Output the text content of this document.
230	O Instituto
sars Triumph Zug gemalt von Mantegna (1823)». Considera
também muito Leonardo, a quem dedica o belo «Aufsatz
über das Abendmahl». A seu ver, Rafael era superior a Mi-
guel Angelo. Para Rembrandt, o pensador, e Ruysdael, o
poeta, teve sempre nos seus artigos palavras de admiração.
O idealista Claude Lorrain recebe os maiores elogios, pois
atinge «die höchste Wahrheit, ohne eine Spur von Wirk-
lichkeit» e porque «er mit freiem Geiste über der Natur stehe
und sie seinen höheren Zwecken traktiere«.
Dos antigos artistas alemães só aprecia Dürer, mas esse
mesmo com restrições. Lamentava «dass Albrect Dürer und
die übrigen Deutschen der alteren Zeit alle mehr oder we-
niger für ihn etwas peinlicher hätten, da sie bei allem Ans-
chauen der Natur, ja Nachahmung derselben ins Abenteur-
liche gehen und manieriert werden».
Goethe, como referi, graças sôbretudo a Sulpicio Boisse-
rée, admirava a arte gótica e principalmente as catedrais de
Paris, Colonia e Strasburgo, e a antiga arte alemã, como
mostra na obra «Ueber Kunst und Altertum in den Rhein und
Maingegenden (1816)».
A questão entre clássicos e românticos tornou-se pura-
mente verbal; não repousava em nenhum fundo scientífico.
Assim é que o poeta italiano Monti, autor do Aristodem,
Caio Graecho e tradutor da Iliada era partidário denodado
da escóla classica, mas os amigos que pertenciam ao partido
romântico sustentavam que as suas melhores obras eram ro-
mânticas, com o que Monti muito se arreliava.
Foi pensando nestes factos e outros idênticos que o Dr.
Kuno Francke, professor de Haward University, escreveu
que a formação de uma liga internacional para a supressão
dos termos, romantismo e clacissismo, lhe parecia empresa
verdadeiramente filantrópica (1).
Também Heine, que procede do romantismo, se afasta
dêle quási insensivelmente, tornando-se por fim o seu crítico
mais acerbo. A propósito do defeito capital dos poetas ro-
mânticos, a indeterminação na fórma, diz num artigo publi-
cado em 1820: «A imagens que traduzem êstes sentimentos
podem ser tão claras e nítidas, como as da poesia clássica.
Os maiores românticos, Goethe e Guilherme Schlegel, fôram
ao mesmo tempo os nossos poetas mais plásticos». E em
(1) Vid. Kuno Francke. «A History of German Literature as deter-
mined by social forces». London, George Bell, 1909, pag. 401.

● **GOAL OF THE EXERCISE**
Copy out every line of the data above, exactly as given.

● **EXERCISE ANSWER**
Output the text content of this document.
230	O Instituto
sars Triumph Zug gemalt von Mantegna (1823)». Considera
também muito Leonardo, a quem dedica o belo «Aufsatz
über das Abendmahl». A seu ver, Rafael era superior a Mi-
guel Angelo. Para Rembrandt, o pensador, e Ruysdael, o
poeta, teve sempre nos seus artigos palavras de admiração.
O idealista Claude Lorrain recebe os maiores elogios, pois
atinge «die höchste Wahrheit, ohne eine Spur von Wirk-
lichkeit» e porque «er mit freiem Geiste über der Natur stehe
und sie seinen höheren Zwecken traktiere«.
Dos antigos artistas alemães só aprecia Dürer, mas esse
mesmo com restrições. Lamentava «dass Albrect Dürer und
die übrigen Deutschen der alteren Zeit alle mehr oder we-
niger für ihn etwas peinlicher hätten, da sie bei allem Ans-
chauen der Natur, ja Nachahmung derselben ins Abenteur-
liche gehen und manieriert werden».
Goethe, como referi, graças sôbretudo a Sulpicio Boisse-
rée, admirava a arte gótica e principalmente as catedrais de
Paris, Colonia e Strasburgo, e a antiga arte alemã, como
mostra na obra «Ueber Kunst und Altertum in den Rhein und
Maingegenden (1816)».
A questão entre clássicos e românticos tornou-se pura-
mente verbal; não repousava em nenhum fundo scientífico.
Assim é que o poeta italiano Monti, autor do Aristodem,
Caio Graecho e tradutor da Iliada era partidário denodado
da escóla classica, mas os amigos que pertenciam ao partido
romântico sustentavam que as suas melhores obras eram ro-
mânticas, com o que Monti muito se arreliava.
Foi pensando nestes factos e outros idênticos que o Dr.
Kuno Francke, professor de Haward University, escreveu
que a formação de uma liga internacional para a supressão
dos termos, romantismo e clacissismo, lhe parecia empresa
verdadeiramente filantrópica (1).
Também Heine, que procede do romantismo, se afasta
dêle quási insensivelmente, tornando-se por fim o seu crítico
mais acerbo. A propósito do defeito capital dos poetas ro-
mânticos, a indeterminação na fórma, diz num artigo publi-
cado em 1820: «A imagens que traduzem êstes sentimentos
podem ser tão claras e nítidas, como as da poesia clássica.
Os maiores românticos, Goethe e Guilherme Schlegel, fôram
ao mesmo tempo os nossos poetas mais plásticos». E em
(1) Vid. Kuno Francke. «A History of German Literature as deter-
mined by social forces». London, George Bell, 1909, pag. 401.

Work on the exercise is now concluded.